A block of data
-- Start --

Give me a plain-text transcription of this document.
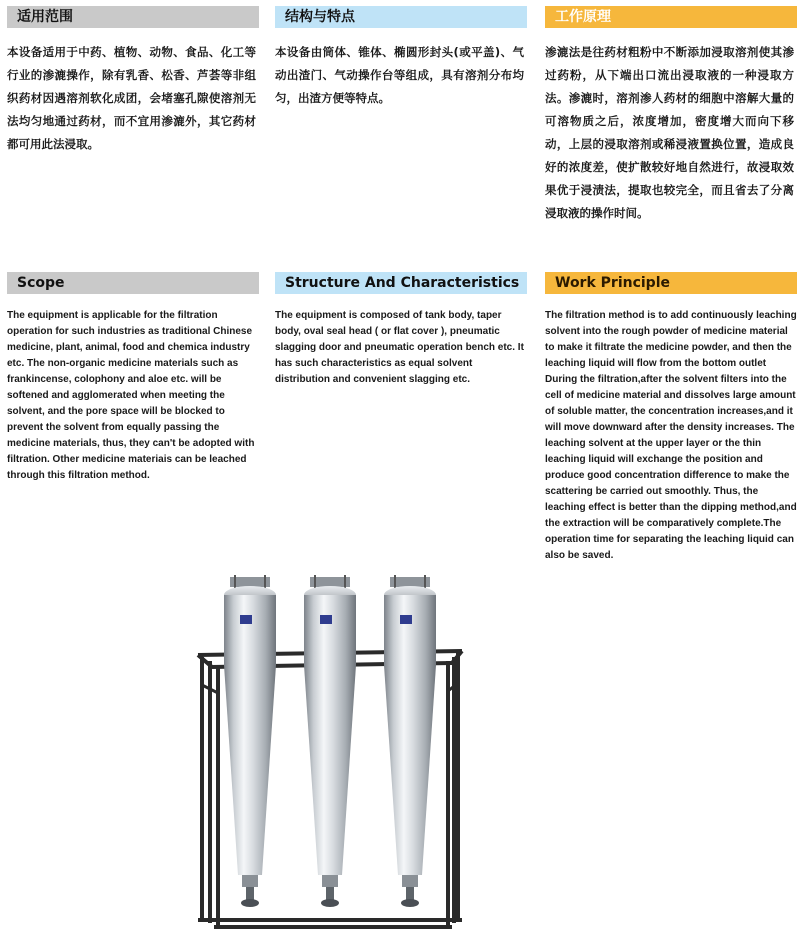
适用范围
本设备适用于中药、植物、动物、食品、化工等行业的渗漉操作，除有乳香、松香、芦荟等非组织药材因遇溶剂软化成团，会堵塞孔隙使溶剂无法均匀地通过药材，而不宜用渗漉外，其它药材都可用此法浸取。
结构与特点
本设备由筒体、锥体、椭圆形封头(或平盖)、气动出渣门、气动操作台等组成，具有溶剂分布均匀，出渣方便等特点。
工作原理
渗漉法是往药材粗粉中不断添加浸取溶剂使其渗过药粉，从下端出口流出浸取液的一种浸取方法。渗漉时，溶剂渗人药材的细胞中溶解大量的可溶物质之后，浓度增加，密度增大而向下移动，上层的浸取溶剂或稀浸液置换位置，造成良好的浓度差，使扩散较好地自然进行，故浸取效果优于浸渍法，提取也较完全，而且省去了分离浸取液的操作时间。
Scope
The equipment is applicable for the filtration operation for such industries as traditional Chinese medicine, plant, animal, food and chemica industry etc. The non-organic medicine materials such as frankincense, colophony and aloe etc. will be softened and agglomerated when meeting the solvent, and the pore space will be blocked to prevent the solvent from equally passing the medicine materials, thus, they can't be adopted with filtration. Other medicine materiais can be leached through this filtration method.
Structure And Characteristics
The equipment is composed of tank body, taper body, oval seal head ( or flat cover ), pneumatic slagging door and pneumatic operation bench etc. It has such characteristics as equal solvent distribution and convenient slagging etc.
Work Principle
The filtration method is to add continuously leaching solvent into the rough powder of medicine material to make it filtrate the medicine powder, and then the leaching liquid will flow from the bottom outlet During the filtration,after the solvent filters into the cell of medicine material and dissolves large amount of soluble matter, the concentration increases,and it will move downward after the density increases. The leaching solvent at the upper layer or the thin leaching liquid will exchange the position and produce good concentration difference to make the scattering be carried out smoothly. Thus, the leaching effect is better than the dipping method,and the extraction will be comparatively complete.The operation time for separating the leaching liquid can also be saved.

-- End --
-- Start --

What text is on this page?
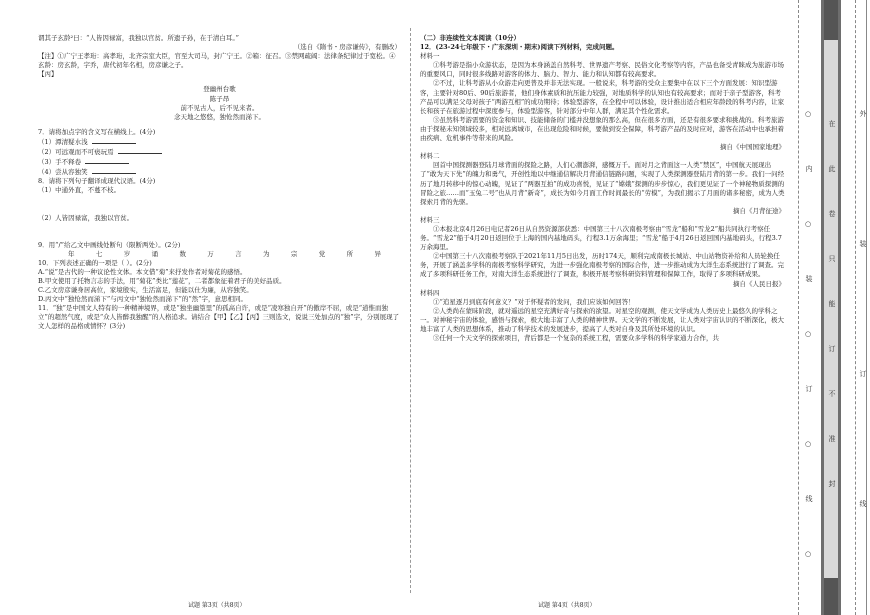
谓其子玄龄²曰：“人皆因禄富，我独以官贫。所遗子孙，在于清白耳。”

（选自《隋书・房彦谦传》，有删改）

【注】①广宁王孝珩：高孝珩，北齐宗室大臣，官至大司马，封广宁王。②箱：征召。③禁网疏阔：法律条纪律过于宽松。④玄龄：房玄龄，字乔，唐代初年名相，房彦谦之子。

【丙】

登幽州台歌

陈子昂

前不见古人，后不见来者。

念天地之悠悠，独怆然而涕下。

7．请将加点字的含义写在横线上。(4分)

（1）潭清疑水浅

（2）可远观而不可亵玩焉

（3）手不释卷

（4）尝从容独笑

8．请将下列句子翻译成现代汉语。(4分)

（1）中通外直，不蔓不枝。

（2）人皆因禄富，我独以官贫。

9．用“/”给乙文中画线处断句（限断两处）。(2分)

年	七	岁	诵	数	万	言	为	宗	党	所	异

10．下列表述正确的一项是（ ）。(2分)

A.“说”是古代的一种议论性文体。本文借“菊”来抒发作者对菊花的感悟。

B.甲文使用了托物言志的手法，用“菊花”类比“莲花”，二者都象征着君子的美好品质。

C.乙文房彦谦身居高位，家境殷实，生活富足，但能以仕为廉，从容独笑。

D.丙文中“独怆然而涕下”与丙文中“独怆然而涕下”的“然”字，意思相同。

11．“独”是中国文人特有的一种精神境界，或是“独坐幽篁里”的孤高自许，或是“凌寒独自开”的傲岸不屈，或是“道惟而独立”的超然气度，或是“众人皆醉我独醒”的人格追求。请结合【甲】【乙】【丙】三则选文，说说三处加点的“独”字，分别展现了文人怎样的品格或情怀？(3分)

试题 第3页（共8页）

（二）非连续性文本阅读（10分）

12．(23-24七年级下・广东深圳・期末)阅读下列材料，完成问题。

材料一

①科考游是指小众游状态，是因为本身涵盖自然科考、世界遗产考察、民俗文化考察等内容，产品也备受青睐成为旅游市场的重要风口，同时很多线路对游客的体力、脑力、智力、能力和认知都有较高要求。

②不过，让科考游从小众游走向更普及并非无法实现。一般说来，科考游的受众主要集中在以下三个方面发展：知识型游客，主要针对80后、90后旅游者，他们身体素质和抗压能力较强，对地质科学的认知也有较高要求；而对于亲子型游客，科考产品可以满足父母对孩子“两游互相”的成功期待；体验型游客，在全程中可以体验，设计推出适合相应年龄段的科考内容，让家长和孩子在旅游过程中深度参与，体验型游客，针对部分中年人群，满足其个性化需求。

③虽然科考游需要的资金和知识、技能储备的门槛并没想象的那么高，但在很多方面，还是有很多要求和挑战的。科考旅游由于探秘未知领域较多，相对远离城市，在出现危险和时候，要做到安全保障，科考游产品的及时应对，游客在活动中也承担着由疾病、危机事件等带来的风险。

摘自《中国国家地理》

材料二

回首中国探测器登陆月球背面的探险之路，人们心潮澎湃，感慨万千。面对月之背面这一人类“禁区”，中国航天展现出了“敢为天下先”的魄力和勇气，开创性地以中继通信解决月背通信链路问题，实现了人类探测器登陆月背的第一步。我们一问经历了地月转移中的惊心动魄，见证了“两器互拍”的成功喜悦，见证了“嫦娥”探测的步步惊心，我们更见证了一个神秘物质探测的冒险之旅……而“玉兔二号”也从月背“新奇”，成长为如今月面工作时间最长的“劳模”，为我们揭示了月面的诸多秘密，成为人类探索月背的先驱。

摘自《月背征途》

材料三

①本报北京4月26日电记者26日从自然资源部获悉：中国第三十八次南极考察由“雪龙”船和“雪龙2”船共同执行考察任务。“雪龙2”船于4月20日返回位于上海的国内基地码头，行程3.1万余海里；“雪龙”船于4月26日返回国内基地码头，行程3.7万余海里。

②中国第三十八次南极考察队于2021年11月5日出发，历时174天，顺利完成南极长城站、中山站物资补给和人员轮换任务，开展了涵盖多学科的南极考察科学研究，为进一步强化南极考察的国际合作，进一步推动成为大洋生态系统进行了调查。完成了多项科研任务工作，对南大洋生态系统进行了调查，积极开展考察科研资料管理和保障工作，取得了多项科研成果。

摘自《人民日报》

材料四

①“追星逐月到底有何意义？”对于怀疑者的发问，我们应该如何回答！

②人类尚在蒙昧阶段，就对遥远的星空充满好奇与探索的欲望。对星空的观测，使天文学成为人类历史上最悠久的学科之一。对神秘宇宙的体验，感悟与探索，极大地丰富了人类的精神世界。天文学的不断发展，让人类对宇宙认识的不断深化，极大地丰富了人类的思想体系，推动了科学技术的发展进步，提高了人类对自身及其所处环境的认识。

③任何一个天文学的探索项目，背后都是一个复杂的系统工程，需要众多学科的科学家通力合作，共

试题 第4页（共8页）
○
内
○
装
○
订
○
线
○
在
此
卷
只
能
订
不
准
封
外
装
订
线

-- End --

◆ Work to be completed ◆
Look over the listing above. Pick out and copy every line that includes "我独以官贫".

◆ Task output ◆
谓其子玄龄²曰：“人皆因禄富，我独以官贫。所遗子孙，在于清白耳。”
（2）人皆因禄富，我独以官贫。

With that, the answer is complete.